Job:
Of the lines in the records that follow, how many include the word "this"? Answer with a bare number.
:: Task material
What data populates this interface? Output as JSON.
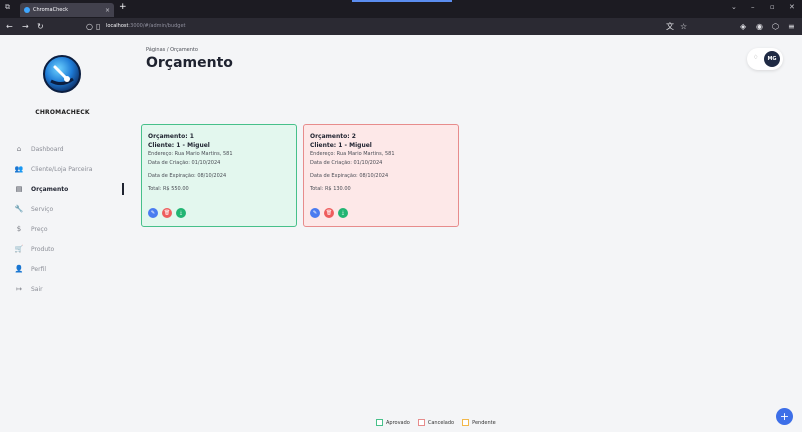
{
  "browser": {
    "tab_title": "ChromaCheck",
    "tab_close": "×",
    "new_tab": "+",
    "url_host": "localhost",
    "url_path": ":3000/#/admin/budget",
    "translate_icon": "translate-icon",
    "bookmark_icon": "star-icon"
  },
  "colors": {
    "approved": "#47c08a",
    "cancelled": "#e78c8c",
    "pending": "#f2b84b",
    "primary": "#3d6fe8"
  },
  "sidebar": {
    "logo_text": "CHROMACHECK",
    "items": [
      {
        "icon": "home-icon",
        "glyph": "⌂",
        "label": "Dashboard"
      },
      {
        "icon": "users-icon",
        "glyph": "👥",
        "label": "Cliente/Loja Parceira"
      },
      {
        "icon": "document-icon",
        "glyph": "▤",
        "label": "Orçamento",
        "active": true
      },
      {
        "icon": "wrench-icon",
        "glyph": "🔧",
        "label": "Serviço"
      },
      {
        "icon": "dollar-icon",
        "glyph": "$",
        "label": "Preço"
      },
      {
        "icon": "cart-icon",
        "glyph": "🛒",
        "label": "Produto"
      },
      {
        "icon": "person-icon",
        "glyph": "👤",
        "label": "Perfil"
      },
      {
        "icon": "logout-icon",
        "glyph": "↦",
        "label": "Sair"
      }
    ]
  },
  "header": {
    "breadcrumb": "Páginas / Orçamento",
    "title": "Orçamento",
    "avatar_initials": "MG"
  },
  "budgets": [
    {
      "status": "approved",
      "title": "Orçamento: 1",
      "client": "Cliente: 1 - Miguel",
      "address": "Endereço: Rua Mario Martins, 581",
      "created": "Data de Criação: 01/10/2024",
      "expires": "Data de Expiração: 08/10/2024",
      "total": "Total: R$ 550.00"
    },
    {
      "status": "cancelled",
      "title": "Orçamento: 2",
      "client": "Cliente: 1 - Miguel",
      "address": "Endereço: Rua Mario Martins, 581",
      "created": "Data de Criação: 01/10/2024",
      "expires": "Data de Expiração: 08/10/2024",
      "total": "Total: R$ 130.00"
    }
  ],
  "legend": {
    "approved": "Aprovado",
    "cancelled": "Cancelado",
    "pending": "Pendente"
  },
  "fab": "+"
}
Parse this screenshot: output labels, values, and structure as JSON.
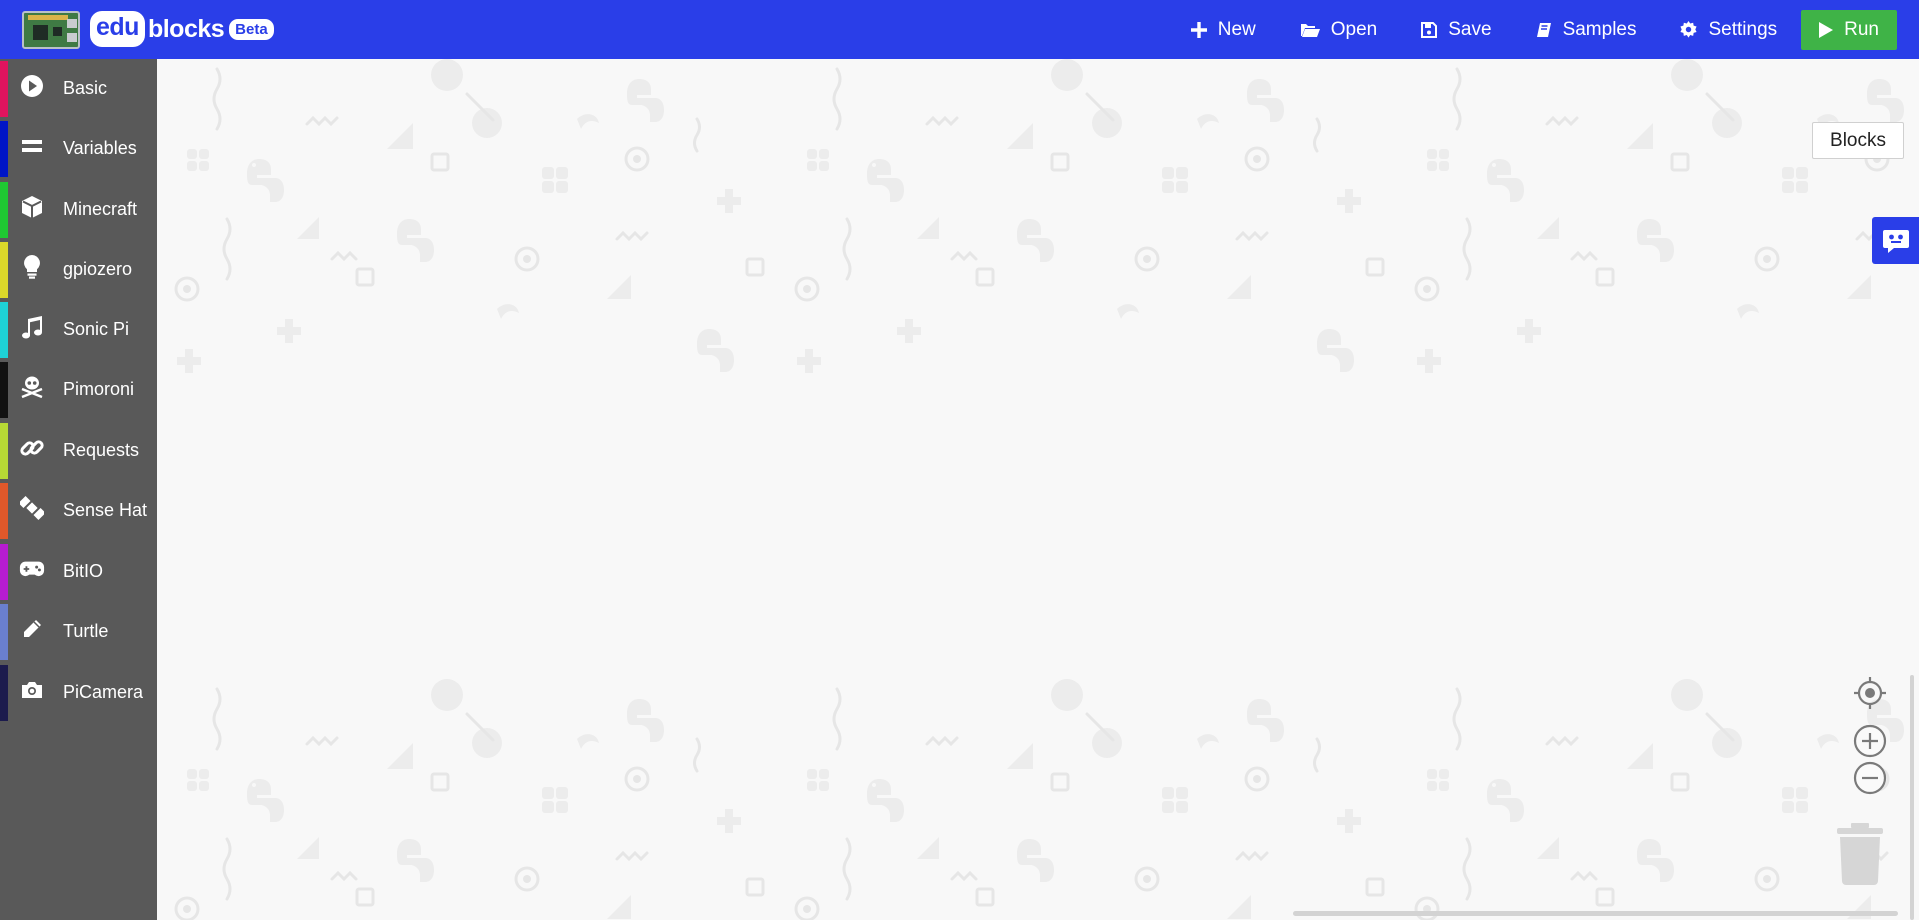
{
  "header": {
    "brand_edu": "edu",
    "brand_blocks": "blocks",
    "brand_beta": "Beta",
    "bg_color": "#2a3ee8",
    "nav": [
      {
        "label": "New",
        "icon": "plus-icon"
      },
      {
        "label": "Open",
        "icon": "folder-open-icon"
      },
      {
        "label": "Save",
        "icon": "floppy-disk-icon"
      },
      {
        "label": "Samples",
        "icon": "book-icon"
      },
      {
        "label": "Settings",
        "icon": "gear-icon"
      }
    ],
    "run": {
      "label": "Run",
      "icon": "play-icon",
      "color": "#3fb347"
    }
  },
  "sidebar": {
    "bg_color": "#595959",
    "categories": [
      {
        "label": "Basic",
        "icon": "play-circle-icon",
        "color": "#e0145e"
      },
      {
        "label": "Variables",
        "icon": "equals-icon",
        "color": "#0015c7"
      },
      {
        "label": "Minecraft",
        "icon": "cube-icon",
        "color": "#1fc832"
      },
      {
        "label": "gpiozero",
        "icon": "lightbulb-icon",
        "color": "#dcd82a"
      },
      {
        "label": "Sonic Pi",
        "icon": "music-note-icon",
        "color": "#1ed2d6"
      },
      {
        "label": "Pimoroni",
        "icon": "skull-crossbones-icon",
        "color": "#111111"
      },
      {
        "label": "Requests",
        "icon": "link-icon",
        "color": "#b7d935"
      },
      {
        "label": "Sense Hat",
        "icon": "satellite-icon",
        "color": "#e0582a"
      },
      {
        "label": "BitIO",
        "icon": "gamepad-icon",
        "color": "#b61cd1"
      },
      {
        "label": "Turtle",
        "icon": "pencil-icon",
        "color": "#6a7fce"
      },
      {
        "label": "PiCamera",
        "icon": "camera-icon",
        "color": "#1c1b4d"
      }
    ]
  },
  "workspace": {
    "view_tab": "Blocks",
    "feedback_icon": "chat-robot-icon",
    "controls": [
      "recenter-icon",
      "zoom-in-icon",
      "zoom-out-icon",
      "trash-can-icon"
    ]
  }
}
::::
Result:
2